● **EXERCISE OBJECTIVE**
Can you print the data exactly and leave out each image?

Data records
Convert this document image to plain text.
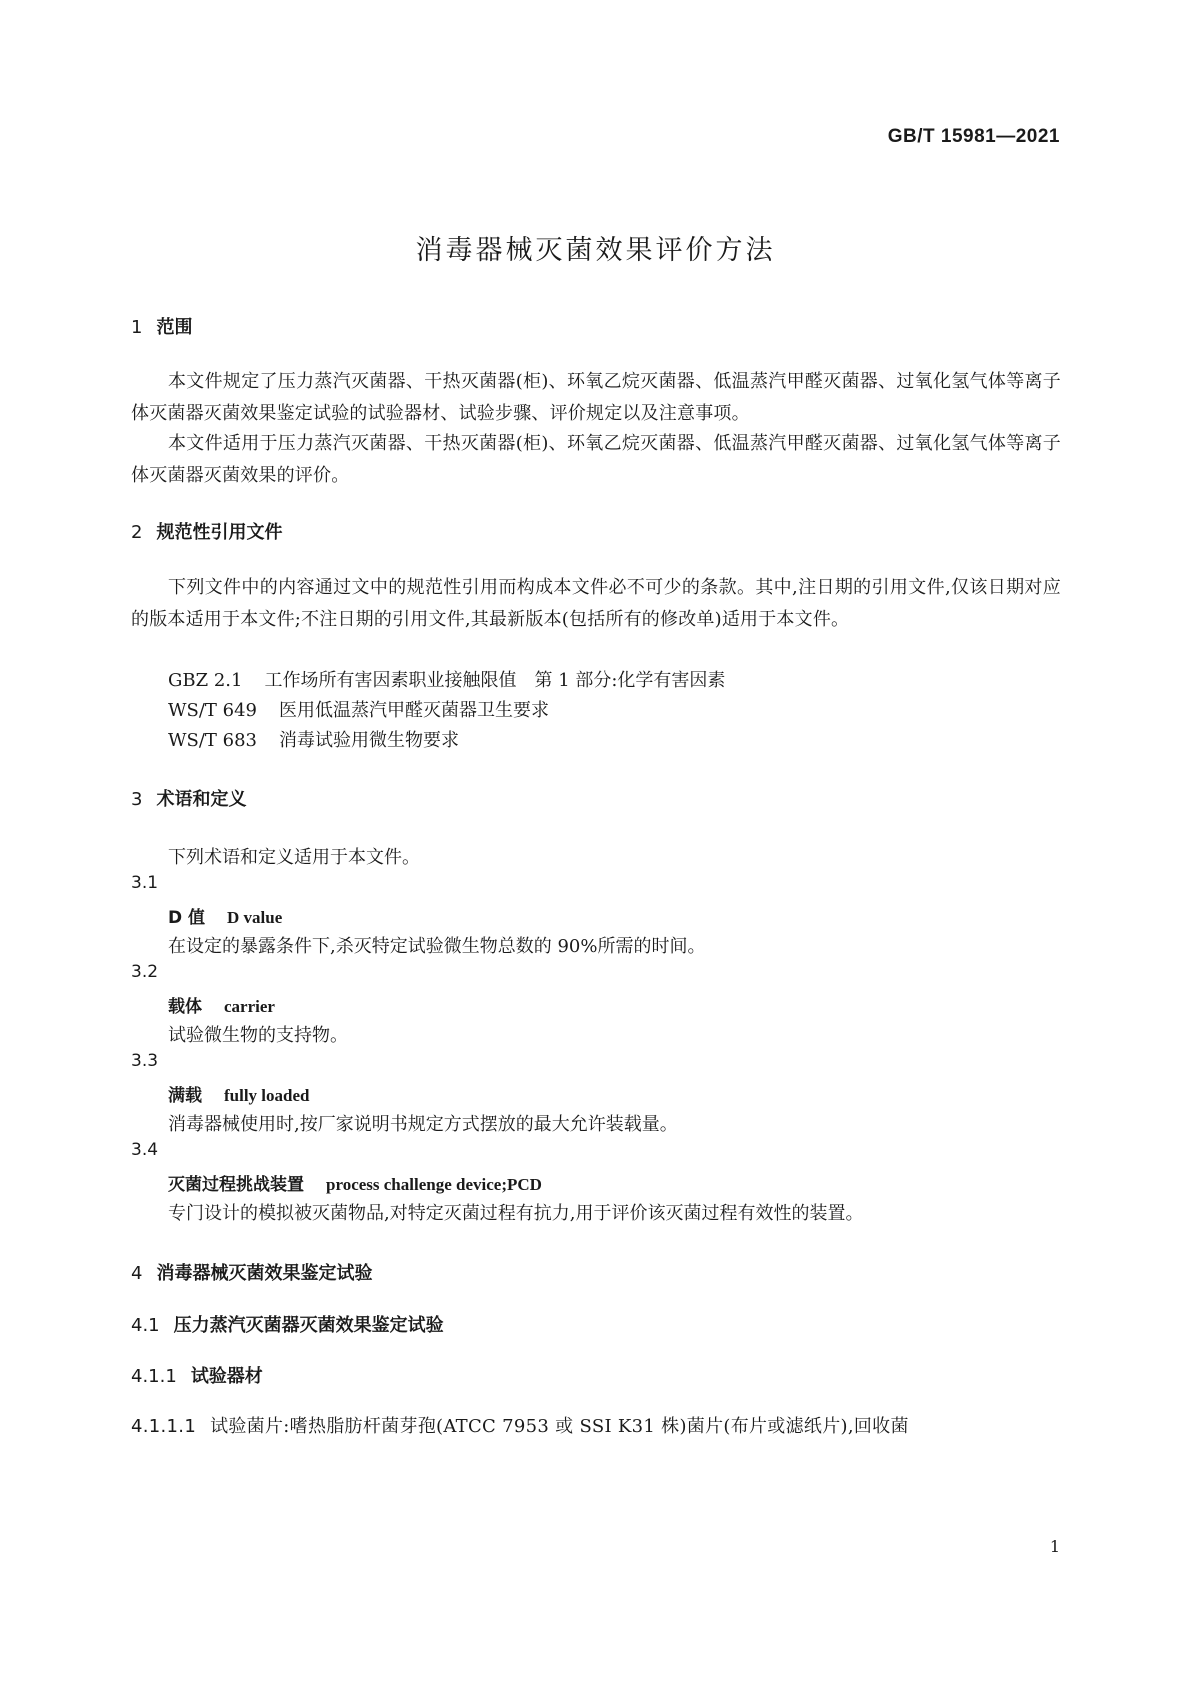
GB/T 15981—2021
消毒器械灭菌效果评价方法
1 范围
本文件规定了压力蒸汽灭菌器、干热灭菌器(柜)、环氧乙烷灭菌器、低温蒸汽甲醛灭菌器、过氧化氢气体等离子体灭菌器灭菌效果鉴定试验的试验器材、试验步骤、评价规定以及注意事项。
本文件适用于压力蒸汽灭菌器、干热灭菌器(柜)、环氧乙烷灭菌器、低温蒸汽甲醛灭菌器、过氧化氢气体等离子体灭菌器灭菌效果的评价。
2 规范性引用文件
下列文件中的内容通过文中的规范性引用而构成本文件必不可少的条款。其中,注日期的引用文件,仅该日期对应的版本适用于本文件;不注日期的引用文件,其最新版本(包括所有的修改单)适用于本文件。
GBZ 2.1 工作场所有害因素职业接触限值　第 1 部分:化学有害因素
WS/T 649 医用低温蒸汽甲醛灭菌器卫生要求
WS/T 683 消毒试验用微生物要求
3 术语和定义
下列术语和定义适用于本文件。
3.1
D 值 D value
在设定的暴露条件下,杀灭特定试验微生物总数的 90%所需的时间。
3.2
载体 carrier
试验微生物的支持物。
3.3
满载 fully loaded
消毒器械使用时,按厂家说明书规定方式摆放的最大允许装载量。
3.4
灭菌过程挑战装置 process challenge device;PCD
专门设计的模拟被灭菌物品,对特定灭菌过程有抗力,用于评价该灭菌过程有效性的装置。
4 消毒器械灭菌效果鉴定试验
4.1 压力蒸汽灭菌器灭菌效果鉴定试验
4.1.1 试验器材
4.1.1.1 试验菌片:嗜热脂肪杆菌芽孢(ATCC 7953 或 SSI K31 株)菌片(布片或滤纸片),回收菌
1
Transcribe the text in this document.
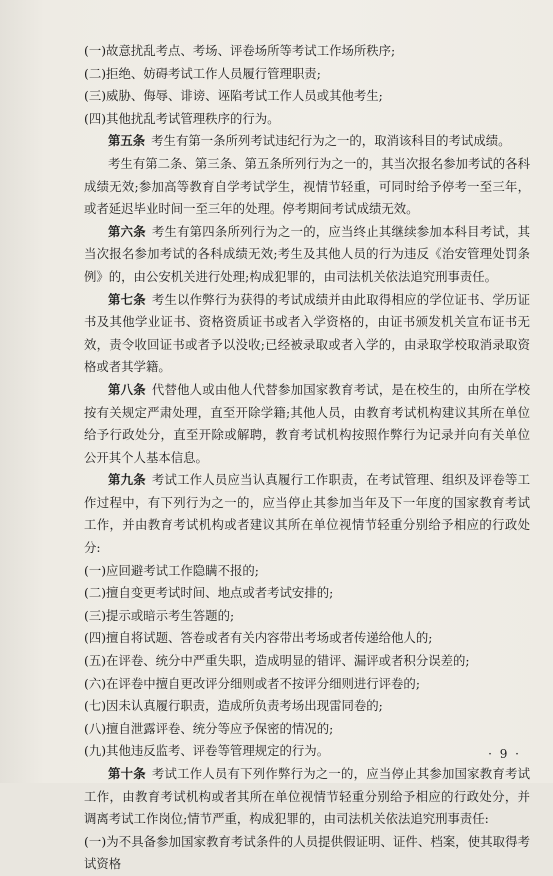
(一)故意扰乱考点、考场、评卷场所等考试工作场所秩序;

(二)拒绝、妨碍考试工作人员履行管理职责;

(三)威胁、侮辱、诽谤、诬陷考试工作人员或其他考生;

(四)其他扰乱考试管理秩序的行为。

第五条 考生有第一条所列考试违纪行为之一的，取消该科目的考试成绩。

考生有第二条、第三条、第五条所列行为之一的，其当次报名参加考试的各科成绩无效;参加高等教育自学考试学生，视情节轻重，可同时给予停考一至三年，或者延迟毕业时间一至三年的处理。停考期间考试成绩无效。

第六条 考生有第四条所列行为之一的，应当终止其继续参加本科目考试，其当次报名参加考试的各科成绩无效;考生及其他人员的行为违反《治安管理处罚条例》的，由公安机关进行处理;构成犯罪的，由司法机关依法追究刑事责任。

第七条 考生以作弊行为获得的考试成绩并由此取得相应的学位证书、学历证书及其他学业证书、资格资质证书或者入学资格的，由证书颁发机关宣布证书无效，责令收回证书或者予以没收;已经被录取或者入学的，由录取学校取消录取资格或者其学籍。

第八条 代替他人或由他人代替参加国家教育考试，是在校生的，由所在学校按有关规定严肃处理，直至开除学籍;其他人员，由教育考试机构建议其所在单位给予行政处分，直至开除或解聘，教育考试机构按照作弊行为记录并向有关单位公开其个人基本信息。

第九条 考试工作人员应当认真履行工作职责，在考试管理、组织及评卷等工作过程中，有下列行为之一的，应当停止其参加当年及下一年度的国家教育考试工作，并由教育考试机构或者建议其所在单位视情节轻重分别给予相应的行政处分:

(一)应回避考试工作隐瞒不报的;

(二)擅自变更考试时间、地点或者考试安排的;

(三)提示或暗示考生答题的;

(四)擅自将试题、答卷或者有关内容带出考场或者传递给他人的;

(五)在评卷、统分中严重失职，造成明显的错评、漏评或者积分误差的;

(六)在评卷中擅自更改评分细则或者不按评分细则进行评卷的;

(七)因未认真履行职责，造成所负责考场出现雷同卷的;

(八)擅自泄露评卷、统分等应予保密的情况的;

(九)其他违反监考、评卷等管理规定的行为。

第十条 考试工作人员有下列作弊行为之一的，应当停止其参加国家教育考试工作，由教育考试机构或者其所在单位视情节轻重分别给予相应的行政处分，并调离考试工作岗位;情节严重，构成犯罪的，由司法机关依法追究刑事责任:

(一)为不具备参加国家教育考试条件的人员提供假证明、证件、档案，使其取得考试资格

· 9 ·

● **RESPONSE**
Convert this document image to plain text.
GB/T 15981—2021
消毒器械灭菌效果评价方法
1 范围
本文件规定了压力蒸汽灭菌器、干热灭菌器(柜)、环氧乙烷灭菌器、低温蒸汽甲醛灭菌器、过氧化氢气体等离子体灭菌器灭菌效果鉴定试验的试验器材、试验步骤、评价规定以及注意事项。
本文件适用于压力蒸汽灭菌器、干热灭菌器(柜)、环氧乙烷灭菌器、低温蒸汽甲醛灭菌器、过氧化氢气体等离子体灭菌器灭菌效果的评价。
2 规范性引用文件
下列文件中的内容通过文中的规范性引用而构成本文件必不可少的条款。其中,注日期的引用文件,仅该日期对应的版本适用于本文件;不注日期的引用文件,其最新版本(包括所有的修改单)适用于本文件。
GBZ 2.1 工作场所有害因素职业接触限值　第 1 部分:化学有害因素
WS/T 649 医用低温蒸汽甲醛灭菌器卫生要求
WS/T 683 消毒试验用微生物要求
3 术语和定义
下列术语和定义适用于本文件。
3.1
D 值 D value
在设定的暴露条件下,杀灭特定试验微生物总数的 90%所需的时间。
3.2
载体 carrier
试验微生物的支持物。
3.3
满载 fully loaded
消毒器械使用时,按厂家说明书规定方式摆放的最大允许装载量。
3.4
灭菌过程挑战装置 process challenge device;PCD
专门设计的模拟被灭菌物品,对特定灭菌过程有抗力,用于评价该灭菌过程有效性的装置。
4 消毒器械灭菌效果鉴定试验
4.1 压力蒸汽灭菌器灭菌效果鉴定试验
4.1.1 试验器材
4.1.1.1 试验菌片:嗜热脂肪杆菌芽孢(ATCC 7953 或 SSI K31 株)菌片(布片或滤纸片),回收菌
1
Transcribe the text in this document.
(一)故意扰乱考点、考场、评卷场所等考试工作场所秩序;

(二)拒绝、妨碍考试工作人员履行管理职责;

(三)威胁、侮辱、诽谤、诬陷考试工作人员或其他考生;

(四)其他扰乱考试管理秩序的行为。

第五条 考生有第一条所列考试违纪行为之一的，取消该科目的考试成绩。

考生有第二条、第三条、第五条所列行为之一的，其当次报名参加考试的各科成绩无效;参加高等教育自学考试学生，视情节轻重，可同时给予停考一至三年，或者延迟毕业时间一至三年的处理。停考期间考试成绩无效。

第六条 考生有第四条所列行为之一的，应当终止其继续参加本科目考试，其当次报名参加考试的各科成绩无效;考生及其他人员的行为违反《治安管理处罚条例》的，由公安机关进行处理;构成犯罪的，由司法机关依法追究刑事责任。

第七条 考生以作弊行为获得的考试成绩并由此取得相应的学位证书、学历证书及其他学业证书、资格资质证书或者入学资格的，由证书颁发机关宣布证书无效，责令收回证书或者予以没收;已经被录取或者入学的，由录取学校取消录取资格或者其学籍。

第八条 代替他人或由他人代替参加国家教育考试，是在校生的，由所在学校按有关规定严肃处理，直至开除学籍;其他人员，由教育考试机构建议其所在单位给予行政处分，直至开除或解聘，教育考试机构按照作弊行为记录并向有关单位公开其个人基本信息。

第九条 考试工作人员应当认真履行工作职责，在考试管理、组织及评卷等工作过程中，有下列行为之一的，应当停止其参加当年及下一年度的国家教育考试工作，并由教育考试机构或者建议其所在单位视情节轻重分别给予相应的行政处分:

(一)应回避考试工作隐瞒不报的;

(二)擅自变更考试时间、地点或者考试安排的;

(三)提示或暗示考生答题的;

(四)擅自将试题、答卷或者有关内容带出考场或者传递给他人的;

(五)在评卷、统分中严重失职，造成明显的错评、漏评或者积分误差的;

(六)在评卷中擅自更改评分细则或者不按评分细则进行评卷的;

(七)因未认真履行职责，造成所负责考场出现雷同卷的;

(八)擅自泄露评卷、统分等应予保密的情况的;

(九)其他违反监考、评卷等管理规定的行为。

第十条 考试工作人员有下列作弊行为之一的，应当停止其参加国家教育考试工作，由教育考试机构或者其所在单位视情节轻重分别给予相应的行政处分，并调离考试工作岗位;情节严重，构成犯罪的，由司法机关依法追究刑事责任:

(一)为不具备参加国家教育考试条件的人员提供假证明、证件、档案，使其取得考试资格

· 9 ·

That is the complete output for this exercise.